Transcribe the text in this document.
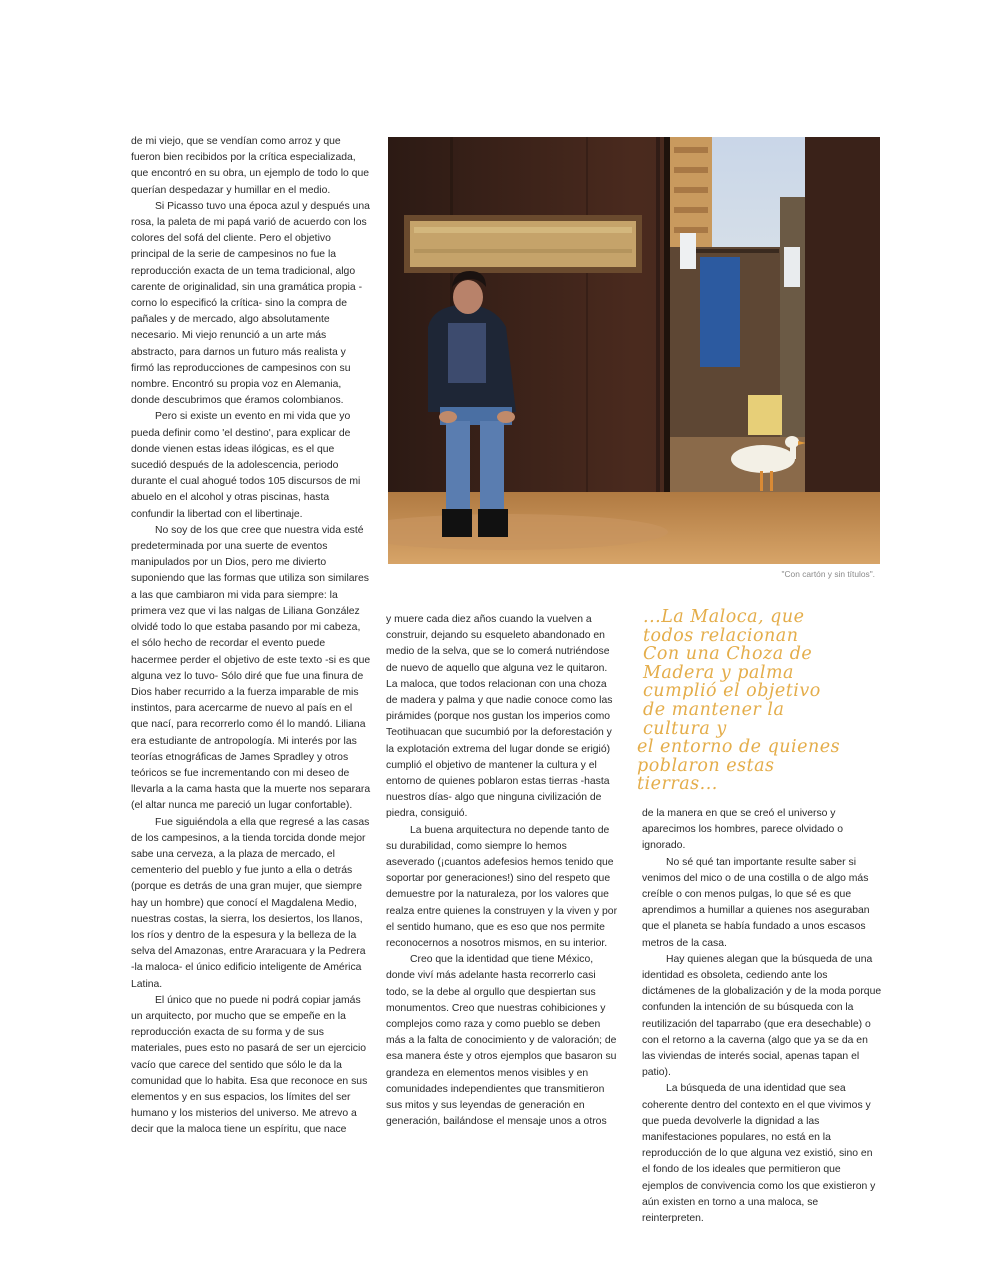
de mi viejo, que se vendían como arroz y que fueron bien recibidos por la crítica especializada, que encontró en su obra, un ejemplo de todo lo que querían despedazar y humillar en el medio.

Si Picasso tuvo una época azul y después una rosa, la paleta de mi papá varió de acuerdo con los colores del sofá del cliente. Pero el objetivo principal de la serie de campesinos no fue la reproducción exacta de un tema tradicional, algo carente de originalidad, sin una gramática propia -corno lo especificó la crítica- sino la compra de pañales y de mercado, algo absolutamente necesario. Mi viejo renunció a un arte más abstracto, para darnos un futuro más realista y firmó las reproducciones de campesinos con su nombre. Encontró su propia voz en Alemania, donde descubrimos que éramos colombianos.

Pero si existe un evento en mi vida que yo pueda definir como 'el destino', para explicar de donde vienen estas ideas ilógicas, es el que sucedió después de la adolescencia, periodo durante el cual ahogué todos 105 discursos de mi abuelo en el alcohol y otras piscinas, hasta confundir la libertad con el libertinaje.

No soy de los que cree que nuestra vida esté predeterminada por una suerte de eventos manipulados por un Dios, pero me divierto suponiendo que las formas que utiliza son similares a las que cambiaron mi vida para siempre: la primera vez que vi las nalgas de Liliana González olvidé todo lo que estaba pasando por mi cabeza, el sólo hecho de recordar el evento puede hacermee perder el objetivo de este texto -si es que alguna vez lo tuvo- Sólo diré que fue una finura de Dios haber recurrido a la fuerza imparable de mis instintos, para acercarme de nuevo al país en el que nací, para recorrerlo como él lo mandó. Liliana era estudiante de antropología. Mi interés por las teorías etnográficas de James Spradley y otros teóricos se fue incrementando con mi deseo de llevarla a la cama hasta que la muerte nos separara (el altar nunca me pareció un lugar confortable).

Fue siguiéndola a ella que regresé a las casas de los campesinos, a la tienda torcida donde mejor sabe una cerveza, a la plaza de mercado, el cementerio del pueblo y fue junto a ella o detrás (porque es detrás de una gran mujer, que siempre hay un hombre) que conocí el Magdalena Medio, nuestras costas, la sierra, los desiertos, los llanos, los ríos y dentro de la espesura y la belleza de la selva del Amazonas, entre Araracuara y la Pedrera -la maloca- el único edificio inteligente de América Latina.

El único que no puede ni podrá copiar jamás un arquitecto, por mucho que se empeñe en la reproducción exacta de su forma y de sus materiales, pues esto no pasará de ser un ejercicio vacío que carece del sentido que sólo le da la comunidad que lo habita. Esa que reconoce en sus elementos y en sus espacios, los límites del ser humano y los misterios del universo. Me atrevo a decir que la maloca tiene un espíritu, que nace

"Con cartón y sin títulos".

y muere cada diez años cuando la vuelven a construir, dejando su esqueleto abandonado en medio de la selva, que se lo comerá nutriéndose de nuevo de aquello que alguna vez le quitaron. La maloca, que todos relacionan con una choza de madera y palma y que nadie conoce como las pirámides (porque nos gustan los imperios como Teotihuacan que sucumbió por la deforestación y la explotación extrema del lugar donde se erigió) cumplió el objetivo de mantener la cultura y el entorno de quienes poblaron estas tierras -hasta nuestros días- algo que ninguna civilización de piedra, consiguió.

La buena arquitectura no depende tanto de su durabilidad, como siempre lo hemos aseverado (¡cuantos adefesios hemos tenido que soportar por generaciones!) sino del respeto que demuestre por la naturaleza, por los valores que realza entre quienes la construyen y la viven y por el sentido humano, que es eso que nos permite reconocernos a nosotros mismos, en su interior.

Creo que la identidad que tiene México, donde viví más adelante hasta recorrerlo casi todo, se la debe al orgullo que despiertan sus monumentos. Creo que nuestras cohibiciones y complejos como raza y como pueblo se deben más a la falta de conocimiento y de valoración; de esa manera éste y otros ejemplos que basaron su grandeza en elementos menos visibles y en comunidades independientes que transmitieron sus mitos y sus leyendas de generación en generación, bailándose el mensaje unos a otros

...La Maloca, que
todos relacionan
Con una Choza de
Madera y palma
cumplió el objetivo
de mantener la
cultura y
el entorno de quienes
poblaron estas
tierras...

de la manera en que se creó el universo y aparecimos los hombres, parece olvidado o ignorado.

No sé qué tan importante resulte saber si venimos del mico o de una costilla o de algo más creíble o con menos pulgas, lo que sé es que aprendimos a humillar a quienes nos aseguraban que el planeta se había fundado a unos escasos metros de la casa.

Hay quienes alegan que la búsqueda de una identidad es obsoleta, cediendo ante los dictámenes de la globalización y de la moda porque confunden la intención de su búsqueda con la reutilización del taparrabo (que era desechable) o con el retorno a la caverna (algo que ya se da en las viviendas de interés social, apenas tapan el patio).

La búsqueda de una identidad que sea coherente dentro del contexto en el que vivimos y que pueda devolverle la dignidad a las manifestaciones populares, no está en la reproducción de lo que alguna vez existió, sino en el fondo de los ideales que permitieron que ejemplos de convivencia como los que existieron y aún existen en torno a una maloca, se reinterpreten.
━━━
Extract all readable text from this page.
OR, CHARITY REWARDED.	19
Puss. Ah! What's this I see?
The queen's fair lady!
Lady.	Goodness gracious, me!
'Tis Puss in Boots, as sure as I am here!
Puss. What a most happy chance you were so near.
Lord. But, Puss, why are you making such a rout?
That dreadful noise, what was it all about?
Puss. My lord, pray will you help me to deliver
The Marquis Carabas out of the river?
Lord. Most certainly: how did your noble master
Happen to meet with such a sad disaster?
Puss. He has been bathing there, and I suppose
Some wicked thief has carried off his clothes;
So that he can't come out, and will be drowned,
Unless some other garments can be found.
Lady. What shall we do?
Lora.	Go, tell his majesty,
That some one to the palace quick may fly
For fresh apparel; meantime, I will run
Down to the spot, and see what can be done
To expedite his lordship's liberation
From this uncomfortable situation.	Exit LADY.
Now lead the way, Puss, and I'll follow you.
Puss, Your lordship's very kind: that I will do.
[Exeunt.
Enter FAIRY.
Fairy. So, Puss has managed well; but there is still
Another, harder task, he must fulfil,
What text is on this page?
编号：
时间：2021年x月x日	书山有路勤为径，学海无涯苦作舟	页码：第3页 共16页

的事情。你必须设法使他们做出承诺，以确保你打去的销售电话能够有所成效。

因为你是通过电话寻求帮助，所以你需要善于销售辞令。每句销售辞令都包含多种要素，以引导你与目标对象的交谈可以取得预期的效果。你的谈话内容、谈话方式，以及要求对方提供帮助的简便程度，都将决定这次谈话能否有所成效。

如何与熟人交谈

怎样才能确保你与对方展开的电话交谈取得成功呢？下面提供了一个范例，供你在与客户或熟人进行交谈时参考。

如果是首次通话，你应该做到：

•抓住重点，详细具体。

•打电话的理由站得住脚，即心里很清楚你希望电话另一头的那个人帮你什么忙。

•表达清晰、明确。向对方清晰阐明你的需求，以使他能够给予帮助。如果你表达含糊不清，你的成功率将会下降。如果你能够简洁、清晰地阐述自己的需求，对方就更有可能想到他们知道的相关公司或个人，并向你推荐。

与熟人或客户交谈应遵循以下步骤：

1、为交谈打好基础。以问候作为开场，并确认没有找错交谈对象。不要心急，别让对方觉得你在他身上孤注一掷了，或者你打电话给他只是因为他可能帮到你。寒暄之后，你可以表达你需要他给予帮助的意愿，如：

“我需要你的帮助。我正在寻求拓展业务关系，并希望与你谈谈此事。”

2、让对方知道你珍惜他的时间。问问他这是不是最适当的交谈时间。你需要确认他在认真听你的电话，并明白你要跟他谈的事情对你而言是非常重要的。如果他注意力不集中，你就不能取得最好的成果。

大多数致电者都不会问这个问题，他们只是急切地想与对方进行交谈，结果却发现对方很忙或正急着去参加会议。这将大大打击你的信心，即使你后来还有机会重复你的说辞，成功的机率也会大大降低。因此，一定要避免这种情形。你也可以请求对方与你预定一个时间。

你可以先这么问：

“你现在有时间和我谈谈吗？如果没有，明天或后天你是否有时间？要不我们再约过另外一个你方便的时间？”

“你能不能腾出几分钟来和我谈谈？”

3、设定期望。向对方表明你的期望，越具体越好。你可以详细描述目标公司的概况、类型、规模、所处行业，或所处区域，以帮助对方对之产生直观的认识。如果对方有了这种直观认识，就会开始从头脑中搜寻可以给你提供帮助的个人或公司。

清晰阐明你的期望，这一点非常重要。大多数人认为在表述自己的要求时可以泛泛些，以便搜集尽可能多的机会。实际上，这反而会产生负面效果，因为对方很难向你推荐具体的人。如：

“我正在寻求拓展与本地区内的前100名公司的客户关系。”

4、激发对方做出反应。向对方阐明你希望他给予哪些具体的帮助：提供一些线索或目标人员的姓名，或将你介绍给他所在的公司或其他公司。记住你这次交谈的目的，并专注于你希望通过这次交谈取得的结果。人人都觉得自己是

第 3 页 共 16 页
━━━
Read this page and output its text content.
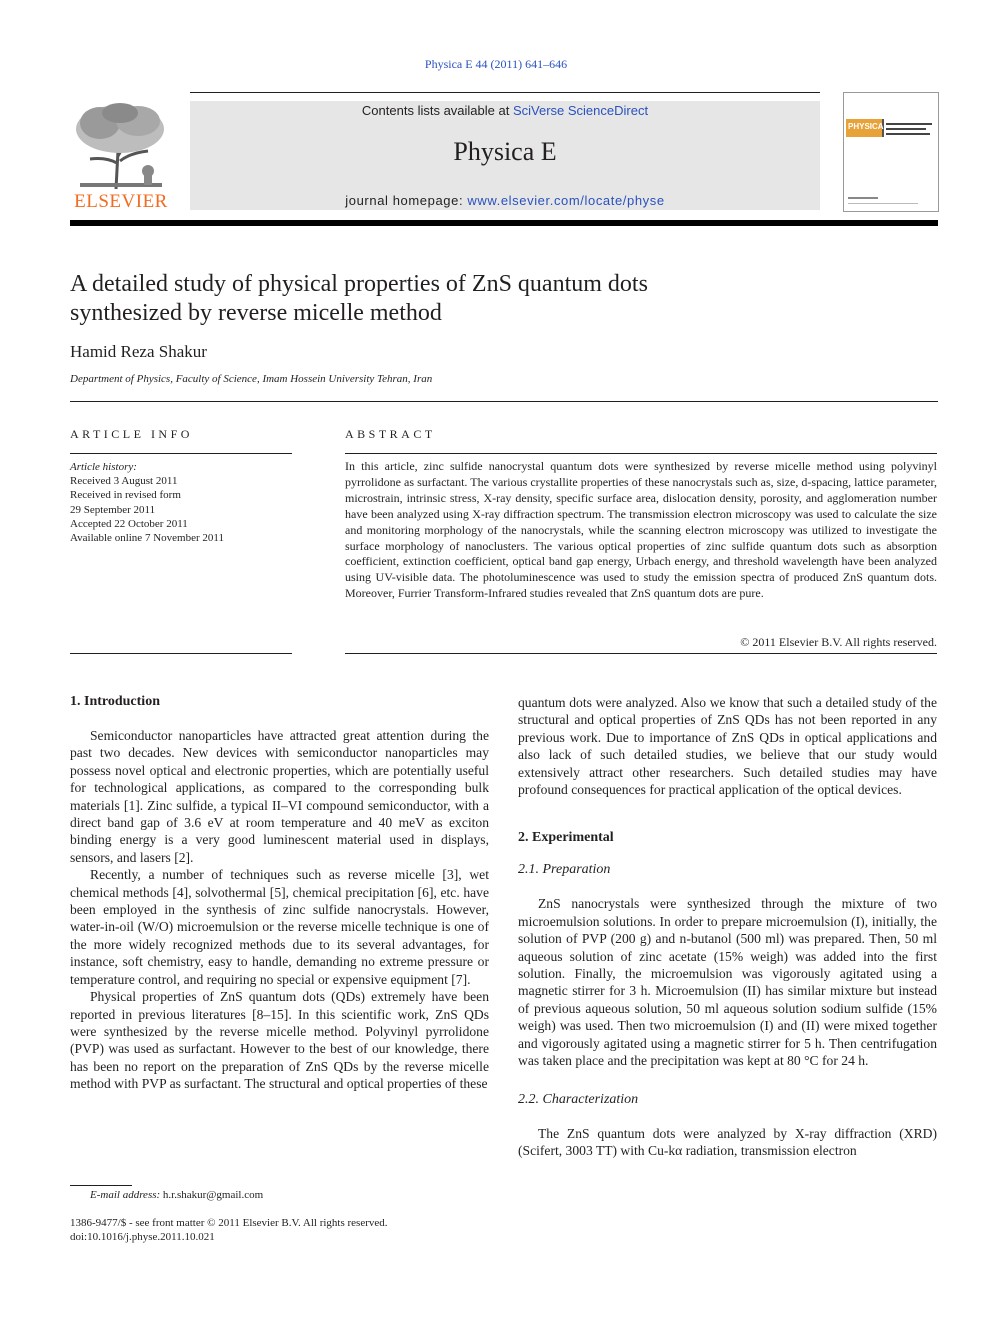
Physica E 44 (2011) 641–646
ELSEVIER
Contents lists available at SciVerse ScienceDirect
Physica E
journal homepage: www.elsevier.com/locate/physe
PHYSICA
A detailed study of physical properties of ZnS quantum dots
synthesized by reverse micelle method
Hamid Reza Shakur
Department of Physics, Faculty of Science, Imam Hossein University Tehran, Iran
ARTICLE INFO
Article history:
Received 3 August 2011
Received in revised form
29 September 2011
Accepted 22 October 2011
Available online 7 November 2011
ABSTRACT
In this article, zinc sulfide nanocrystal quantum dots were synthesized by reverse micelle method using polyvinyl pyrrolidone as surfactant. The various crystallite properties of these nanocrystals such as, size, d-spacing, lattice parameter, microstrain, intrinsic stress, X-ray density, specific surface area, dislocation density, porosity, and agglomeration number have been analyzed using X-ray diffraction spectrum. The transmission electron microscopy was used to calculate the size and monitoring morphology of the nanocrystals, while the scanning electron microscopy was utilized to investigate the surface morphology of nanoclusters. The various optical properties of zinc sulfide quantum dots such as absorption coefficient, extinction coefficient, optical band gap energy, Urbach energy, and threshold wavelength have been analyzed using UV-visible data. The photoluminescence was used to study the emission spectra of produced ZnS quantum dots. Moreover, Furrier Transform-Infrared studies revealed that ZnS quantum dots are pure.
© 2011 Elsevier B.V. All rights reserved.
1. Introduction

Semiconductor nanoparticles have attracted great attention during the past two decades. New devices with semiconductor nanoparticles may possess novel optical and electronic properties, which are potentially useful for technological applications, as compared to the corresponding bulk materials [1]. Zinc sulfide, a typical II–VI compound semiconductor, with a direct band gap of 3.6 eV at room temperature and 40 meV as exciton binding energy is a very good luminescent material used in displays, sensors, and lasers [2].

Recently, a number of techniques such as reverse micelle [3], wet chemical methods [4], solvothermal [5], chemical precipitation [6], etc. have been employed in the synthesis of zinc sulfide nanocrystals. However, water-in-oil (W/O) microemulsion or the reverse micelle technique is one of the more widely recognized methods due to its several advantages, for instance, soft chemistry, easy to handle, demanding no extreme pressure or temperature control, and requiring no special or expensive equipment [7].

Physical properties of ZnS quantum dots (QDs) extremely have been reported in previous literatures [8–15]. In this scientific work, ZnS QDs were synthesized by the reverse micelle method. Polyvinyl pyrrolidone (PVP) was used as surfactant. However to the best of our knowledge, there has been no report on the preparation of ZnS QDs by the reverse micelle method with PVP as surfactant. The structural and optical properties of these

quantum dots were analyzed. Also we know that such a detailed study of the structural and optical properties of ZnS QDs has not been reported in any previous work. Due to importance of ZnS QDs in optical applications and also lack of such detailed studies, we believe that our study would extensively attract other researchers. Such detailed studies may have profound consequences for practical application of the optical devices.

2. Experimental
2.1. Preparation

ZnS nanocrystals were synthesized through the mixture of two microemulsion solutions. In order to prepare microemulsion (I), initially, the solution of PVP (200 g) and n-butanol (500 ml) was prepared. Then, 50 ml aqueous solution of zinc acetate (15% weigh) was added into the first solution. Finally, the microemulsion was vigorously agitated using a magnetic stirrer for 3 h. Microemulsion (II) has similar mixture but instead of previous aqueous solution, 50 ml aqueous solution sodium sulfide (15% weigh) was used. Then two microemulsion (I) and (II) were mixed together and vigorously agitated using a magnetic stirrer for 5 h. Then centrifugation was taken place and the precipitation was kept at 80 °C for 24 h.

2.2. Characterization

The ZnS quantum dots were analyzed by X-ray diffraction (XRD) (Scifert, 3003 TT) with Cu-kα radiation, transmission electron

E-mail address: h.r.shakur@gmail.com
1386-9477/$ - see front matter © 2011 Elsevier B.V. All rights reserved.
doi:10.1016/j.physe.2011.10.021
━━━
◆ Goal ◆
Pick out the lines containing the word "rights" and show them.

◆ Solution below ◆
© 2011 Elsevier B.V. All rights reserved.
1386-9477/$ - see front matter © 2011 Elsevier B.V. All rights reserved.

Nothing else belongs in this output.